Task instructions ▸
Reproduce all lines of the listing below in which the word "Saxby" occurs.
— START —
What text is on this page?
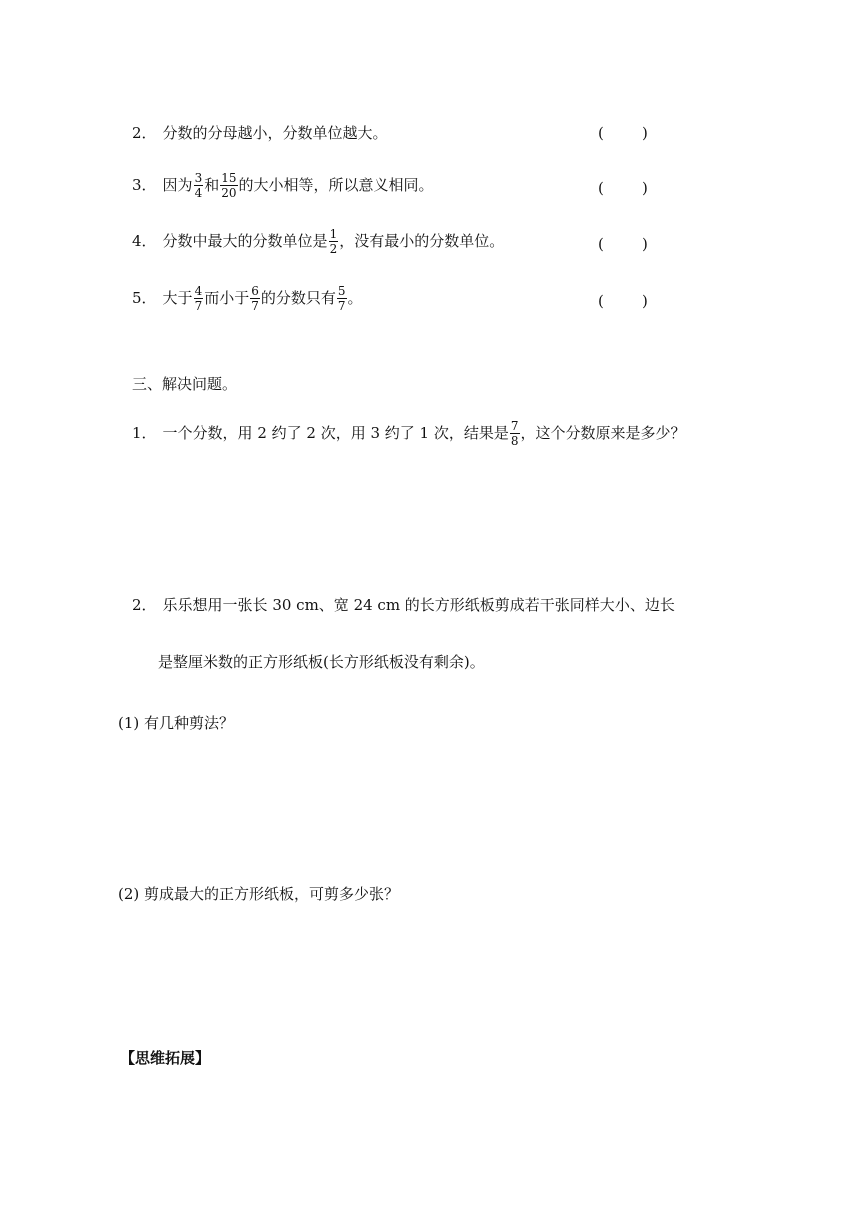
2． 分数的分母越小，分数单位越大。	(        )
3． 因为 $\frac{3}{4}$ 和 $\frac{15}{20}$ 的大小相等，所以意义相同。	(        )
4． 分数中最大的分数单位是 $\frac{1}{2}$ ，没有最小的分数单位。	(        )
5． 大于 $\frac{4}{7}$ 而小于 $\frac{6}{7}$ 的分数只有 $\frac{5}{7}$ 。	(        )
三、解决问题。
1． 一个分数，用 2 约了 2 次，用 3 约了 1 次，结果是 $\frac{7}{8}$ ，这个分数原来是多少？
2． 乐乐想用一张长 30 cm、宽 24 cm 的长方形纸板剪成若干张同样大小、边长
是整厘米数的正方形纸板(长方形纸板没有剩余)。
(1) 有几种剪法？
(2) 剪成最大的正方形纸板，可剪多少张？
【思维拓展】
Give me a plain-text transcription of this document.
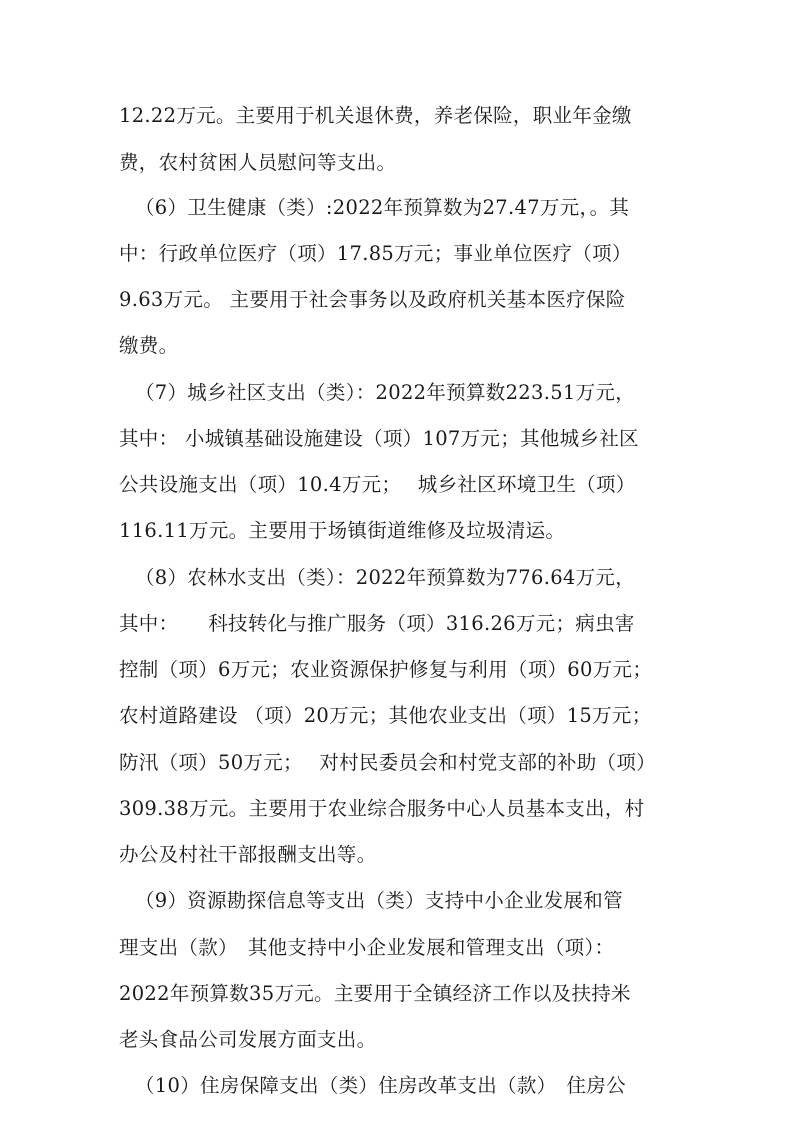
12.22万元。主要用于机关退休费，养老保险，职业年金缴
费，农村贫困人员慰问等支出。
（6）卫生健康（类）:2022年预算数为27.47万元，。其
中：行政单位医疗（项）17.85万元；事业单位医疗（项）
9.63万元。 主要用于社会事务以及政府机关基本医疗保险
缴费。
（7）城乡社区支出（类）：2022年预算数223.51万元，
其中： 小城镇基础设施建设（项）107万元；其他城乡社区
公共设施支出（项）10.4万元；　 城乡社区环境卫生（项）
116.11万元。主要用于场镇街道维修及垃圾清运。
（8）农林水支出（类）：2022年预算数为776.64万元，
其中：　　科技转化与推广服务（项）316.26万元；病虫害
控制（项）6万元；农业资源保护修复与利用（项）60万元；
农村道路建设 （项）20万元；其他农业支出（项）15万元；
防汛（项）50万元；　 对村民委员会和村党支部的补助（项）
309.38万元。主要用于农业综合服务中心人员基本支出，村
办公及村社干部报酬支出等。
（9）资源勘探信息等支出（类）支持中小企业发展和管
理支出（款）　其他支持中小企业发展和管理支出（项）：
2022年预算数35万元。主要用于全镇经济工作以及扶持米
老头食品公司发展方面支出。
（10）住房保障支出（类）住房改革支出（款）　住房公
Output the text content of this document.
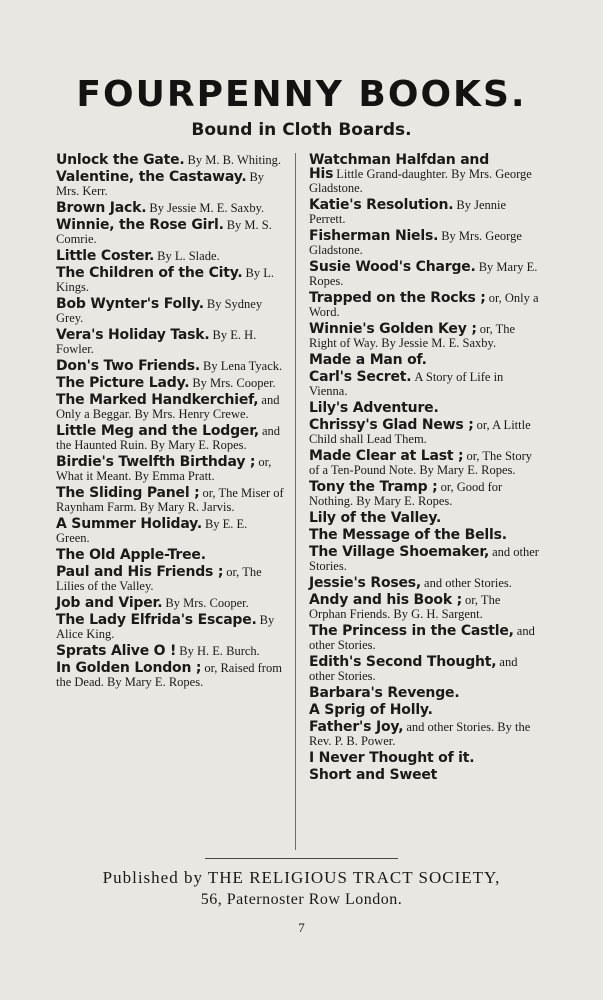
FOURPENNY BOOKS.
Bound in Cloth Boards.
Unlock the Gate. By M. B. Whiting.
Valentine, the Castaway. By Mrs. Kerr.
Brown Jack. By Jessie M. E. Saxby.
Winnie, the Rose Girl. By M. S. Comrie.
Little Coster. By L. Slade.
The Children of the City. By L. Kings.
Bob Wynter's Folly. By Sydney Grey.
Vera's Holiday Task. By E. H. Fowler.
Don's Two Friends. By Lena Tyack.
The Picture Lady. By Mrs. Cooper.
The Marked Handkerchief, and Only a Beggar. By Mrs. Henry Crewe.
Little Meg and the Lodger, and the Haunted Ruin. By Mary E. Ropes.
Birdie's Twelfth Birthday ; or, What it Meant. By Emma Pratt.
The Sliding Panel ; or, The Miser of Raynham Farm. By Mary R. Jarvis.
A Summer Holiday. By E. E. Green.
The Old Apple-Tree.
Paul and His Friends ; or, The Lilies of the Valley.
Job and Viper. By Mrs. Cooper.
The Lady Elfrida's Escape. By Alice King.
Sprats Alive O ! By H. E. Burch.
In Golden London ; or, Raised from the Dead. By Mary E. Ropes.
Watchman Halfdan and His Little Grand-daughter. By Mrs. George Gladstone.
Katie's Resolution. By Jennie Perrett.
Fisherman Niels. By Mrs. George Gladstone.
Susie Wood's Charge. By Mary E. Ropes.
Trapped on the Rocks ; or, Only a Word.
Winnie's Golden Key ; or, The Right of Way. By Jessie M. E. Saxby.
Made a Man of.
Carl's Secret. A Story of Life in Vienna.
Lily's Adventure.
Chrissy's Glad News ; or, A Little Child shall Lead Them.
Made Clear at Last ; or, The Story of a Ten-Pound Note. By Mary E. Ropes.
Tony the Tramp ; or, Good for Nothing. By Mary E. Ropes.
Lily of the Valley.
The Message of the Bells.
The Village Shoemaker, and other Stories.
Jessie's Roses, and other Stories.
Andy and his Book ; or, The Orphan Friends. By G. H. Sargent.
The Princess in the Castle, and other Stories.
Edith's Second Thought, and other Stories.
Barbara's Revenge.
A Sprig of Holly.
Father's Joy, and other Stories. By the Rev. P. B. Power.
I Never Thought of it.
Short and Sweet
Published by THE RELIGIOUS TRACT SOCIETY,
56, Paternoster Row London.
7
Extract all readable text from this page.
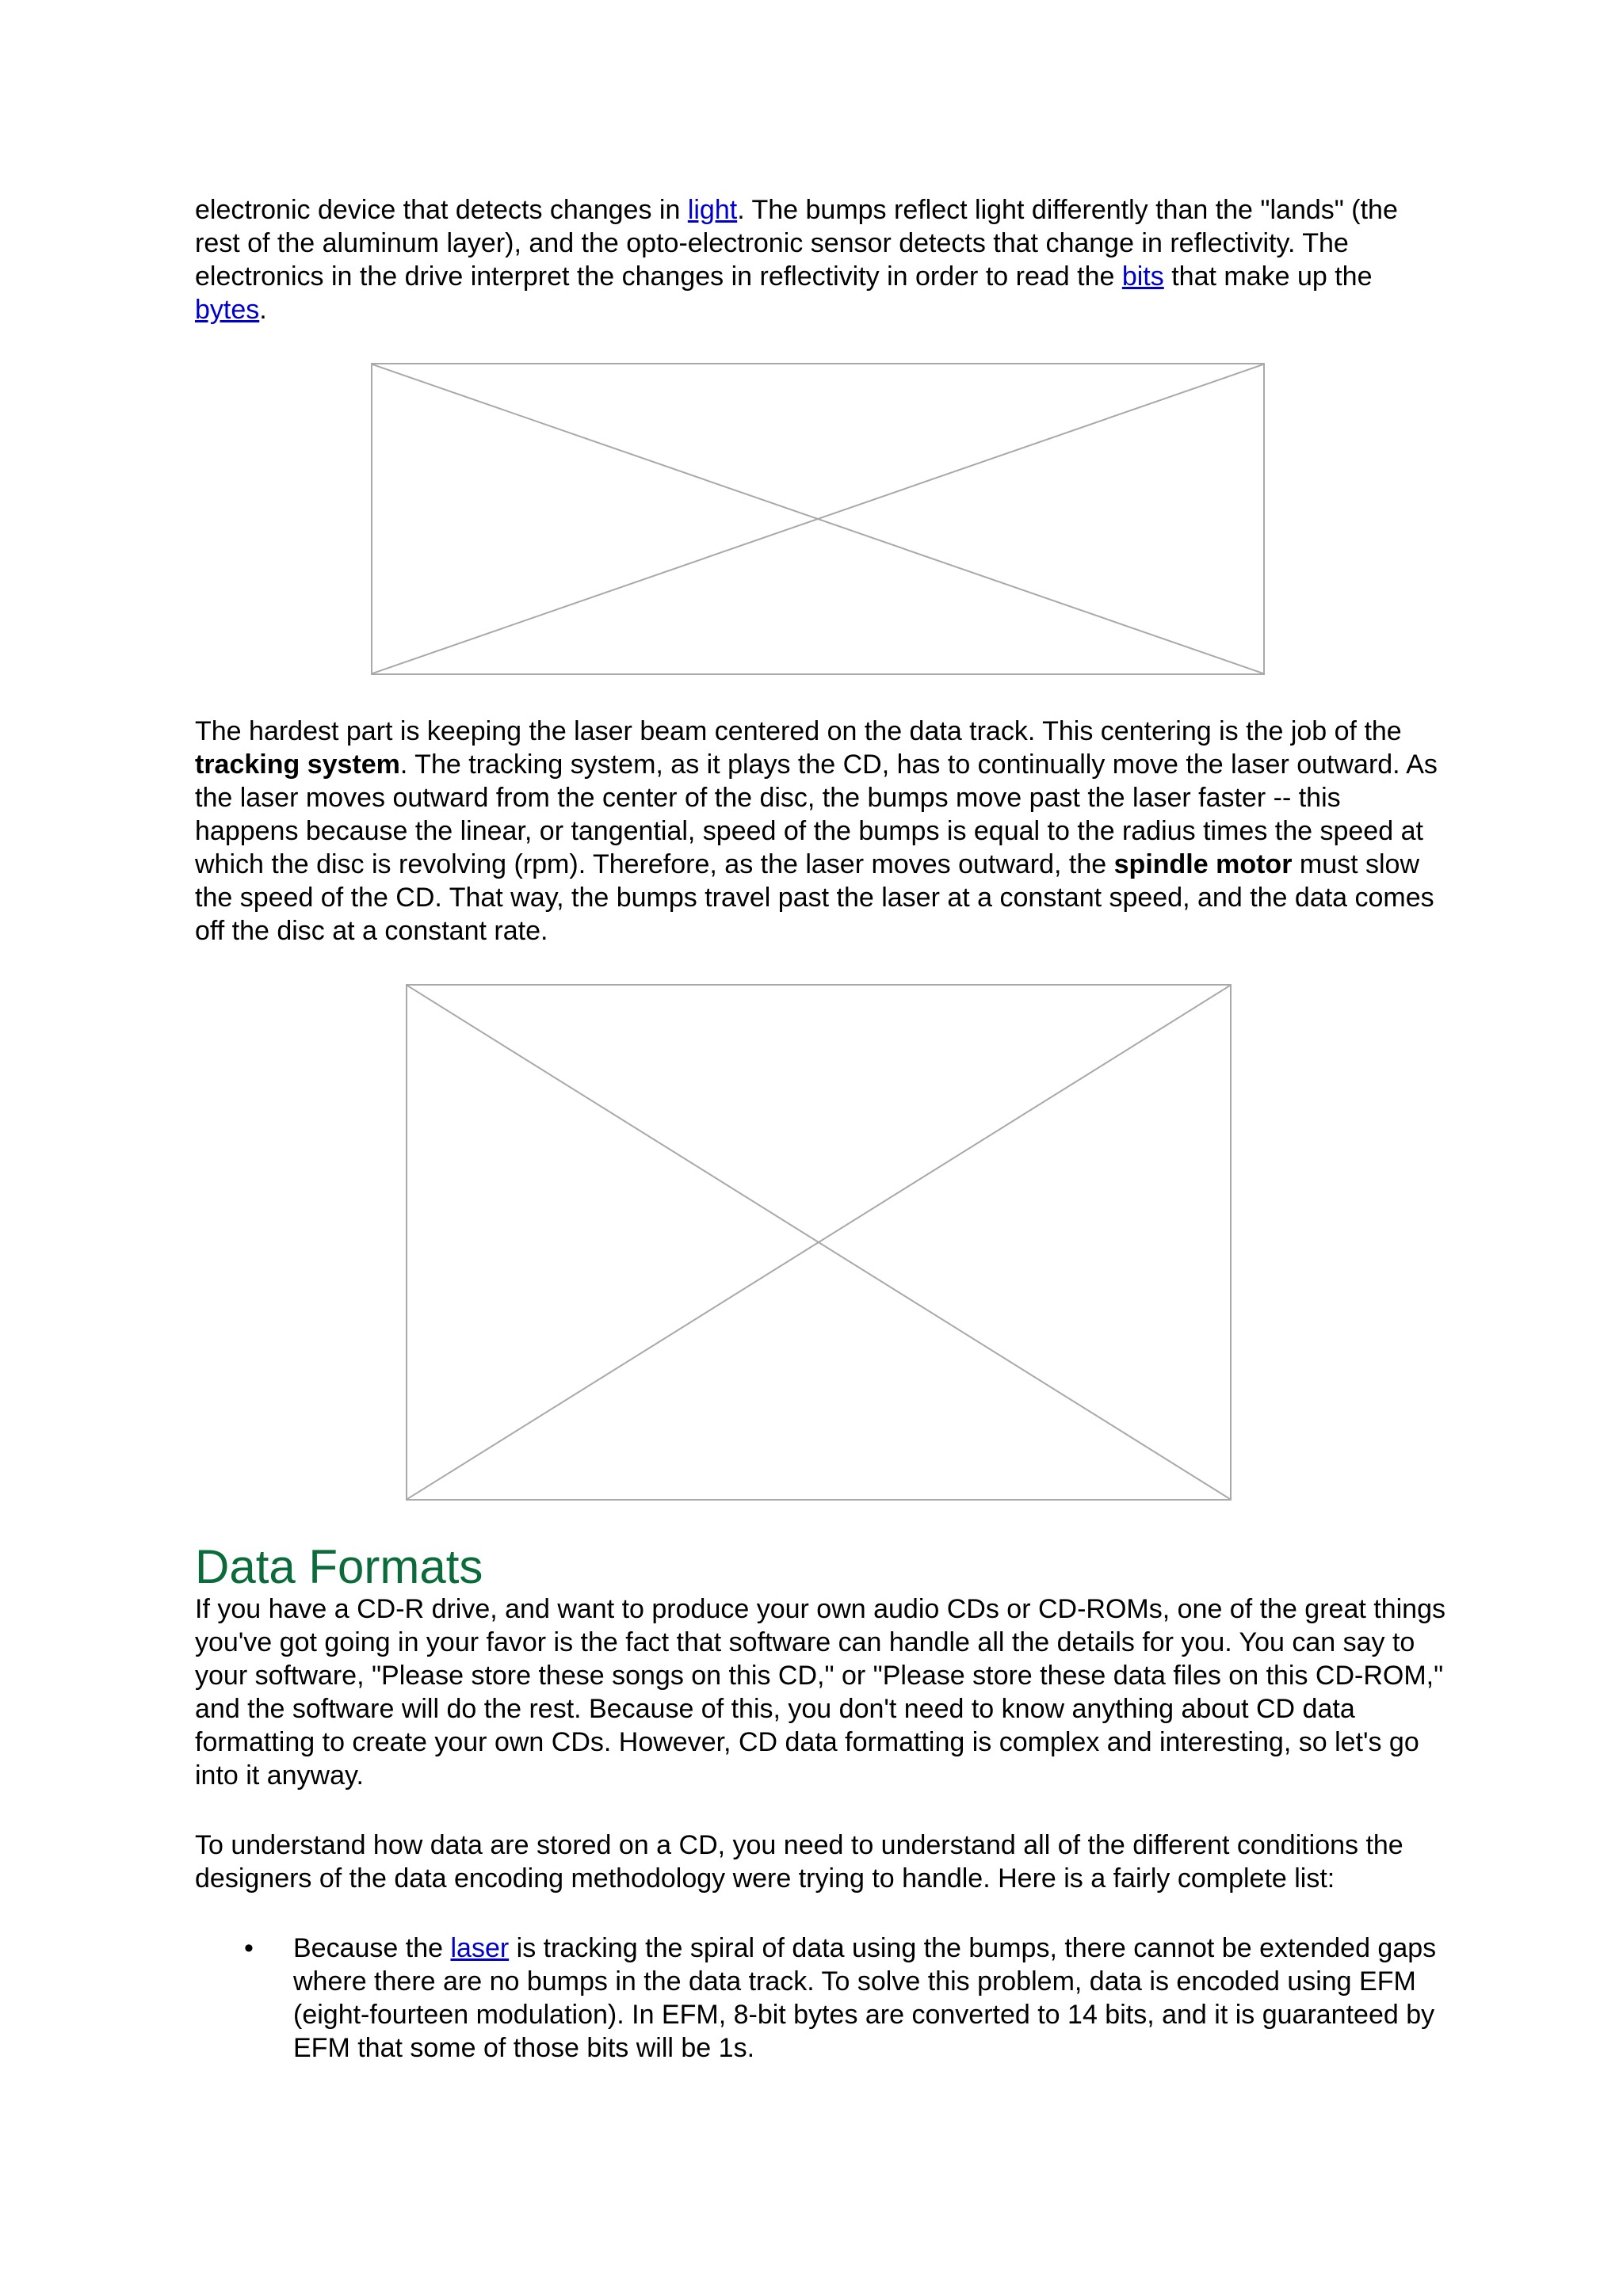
electronic device that detects changes in light. The bumps reflect light differently than the "lands" (the rest of the aluminum layer), and the opto-electronic sensor detects that change in reflectivity. The electronics in the drive interpret the changes in reflectivity in order to read the bits that make up the bytes.

The hardest part is keeping the laser beam centered on the data track. This centering is the job of the tracking system. The tracking system, as it plays the CD, has to continually move the laser outward. As the laser moves outward from the center of the disc, the bumps move past the laser faster -- this happens because the linear, or tangential, speed of the bumps is equal to the radius times the speed at which the disc is revolving (rpm). Therefore, as the laser moves outward, the spindle motor must slow the speed of the CD. That way, the bumps travel past the laser at a constant speed, and the data comes off the disc at a constant rate.

Data Formats

If you have a CD-R drive, and want to produce your own audio CDs or CD-ROMs, one of the great things you've got going in your favor is the fact that software can handle all the details for you. You can say to your software, "Please store these songs on this CD," or "Please store these data files on this CD-ROM," and the software will do the rest. Because of this, you don't need to know anything about CD data formatting to create your own CDs. However, CD data formatting is complex and interesting, so let's go into it anyway.

To understand how data are stored on a CD, you need to understand all of the different conditions the designers of the data encoding methodology were trying to handle. Here is a fairly complete list:

• Because the laser is tracking the spiral of data using the bumps, there cannot be extended gaps where there are no bumps in the data track. To solve this problem, data is encoded using EFM (eight-fourteen modulation). In EFM, 8-bit bytes are converted to 14 bits, and it is guaranteed by EFM that some of those bits will be 1s.
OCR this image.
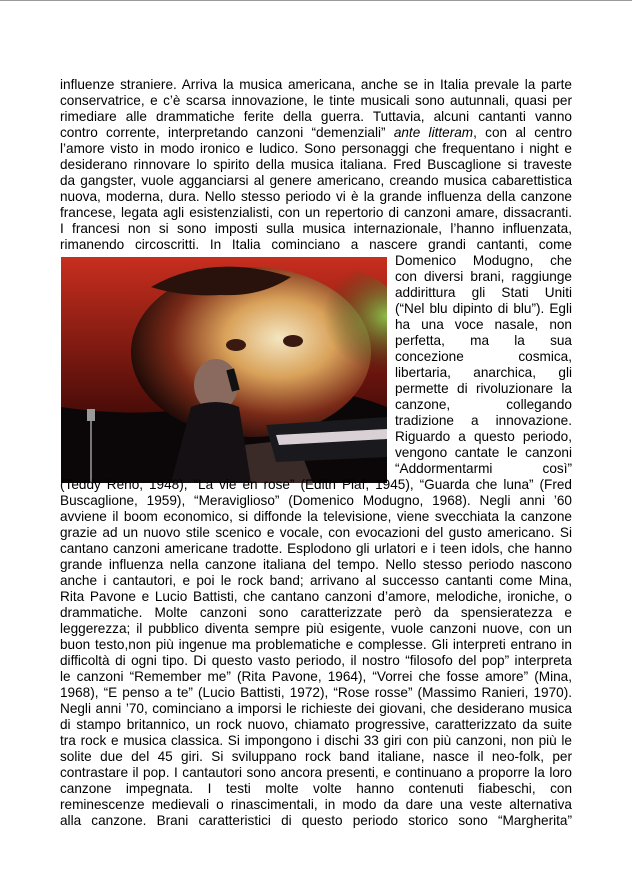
influenze straniere. Arriva la musica americana, anche se in Italia prevale la parte
conservatrice, e c’è scarsa innovazione, le tinte musicali sono autunnali, quasi per
rimediare alle drammatiche ferite della guerra. Tuttavia, alcuni cantanti vanno
contro corrente, interpretando canzoni “demenziali” ante litteram, con al centro
l’amore visto in modo ironico e ludico. Sono personaggi che frequentano i night e
desiderano rinnovare lo spirito della musica italiana. Fred Buscaglione si traveste
da gangster, vuole agganciarsi al genere americano, creando musica cabarettistica
nuova, moderna, dura. Nello stesso periodo vi è la grande influenza della canzone
francese, legata agli esistenzialisti, con un repertorio di canzoni amare, dissacranti.
I francesi non si sono imposti sulla musica internazionale, l’hanno influenzata,
rimanendo circoscritti. In Italia cominciano a nascere grandi cantanti, come
Domenico Modugno, che
con diversi brani, raggiunge
addirittura gli Stati Uniti
(“Nel blu dipinto di blu”). Egli
ha una voce nasale, non
perfetta, ma la sua
concezione cosmica,
libertaria, anarchica, gli
permette di rivoluzionare la
canzone, collegando
tradizione a innovazione.
Riguardo a questo periodo,
vengono cantate le canzoni
“Addormentarmi così”
(Teddy Reno, 1948), “La vie en rose” (Edith Piaf, 1945), “Guarda che luna” (Fred
Buscaglione, 1959), “Meraviglioso” (Domenico Modugno, 1968). Negli anni ’60
avviene il boom economico, si diffonde la televisione, viene svecchiata la canzone
grazie ad un nuovo stile scenico e vocale, con evocazioni del gusto americano. Si
cantano canzoni americane tradotte. Esplodono gli urlatori e i teen idols, che hanno
grande influenza nella canzone italiana del tempo. Nello stesso periodo nascono
anche i cantautori, e poi le rock band; arrivano al successo cantanti come Mina,
Rita Pavone e Lucio Battisti, che cantano canzoni d’amore, melodiche, ironiche, o
drammatiche. Molte canzoni sono caratterizzate però da spensieratezza e
leggerezza; il pubblico diventa sempre più esigente, vuole canzoni nuove, con un
buon testo,non più ingenue ma problematiche e complesse. Gli interpreti entrano in
difficoltà di ogni tipo. Di questo vasto periodo, il nostro “filosofo del pop” interpreta
le canzoni “Remember me” (Rita Pavone, 1964), “Vorrei che fosse amore” (Mina,
1968), “E penso a te” (Lucio Battisti, 1972), “Rose rosse” (Massimo Ranieri, 1970).
Negli anni ’70, cominciano a imporsi le richieste dei giovani, che desiderano musica
di stampo britannico, un rock nuovo, chiamato progressive, caratterizzato da suite
tra rock e musica classica. Si impongono i dischi 33 giri con più canzoni, non più le
solite due del 45 giri. Si sviluppano rock band italiane, nasce il neo-folk, per
contrastare il pop. I cantautori sono ancora presenti, e continuano a proporre la loro
canzone impegnata. I testi molte volte hanno contenuti fiabeschi, con
reminescenze medievali o rinascimentali, in modo da dare una veste alternativa
alla canzone. Brani caratteristici di questo periodo storico sono “Margherita”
— END —
Reply ▸
Brown Jack. By Jessie M. E. Saxby.
Winnie's Golden Key ; or, The Right of Way. By Jessie M. E. Saxby.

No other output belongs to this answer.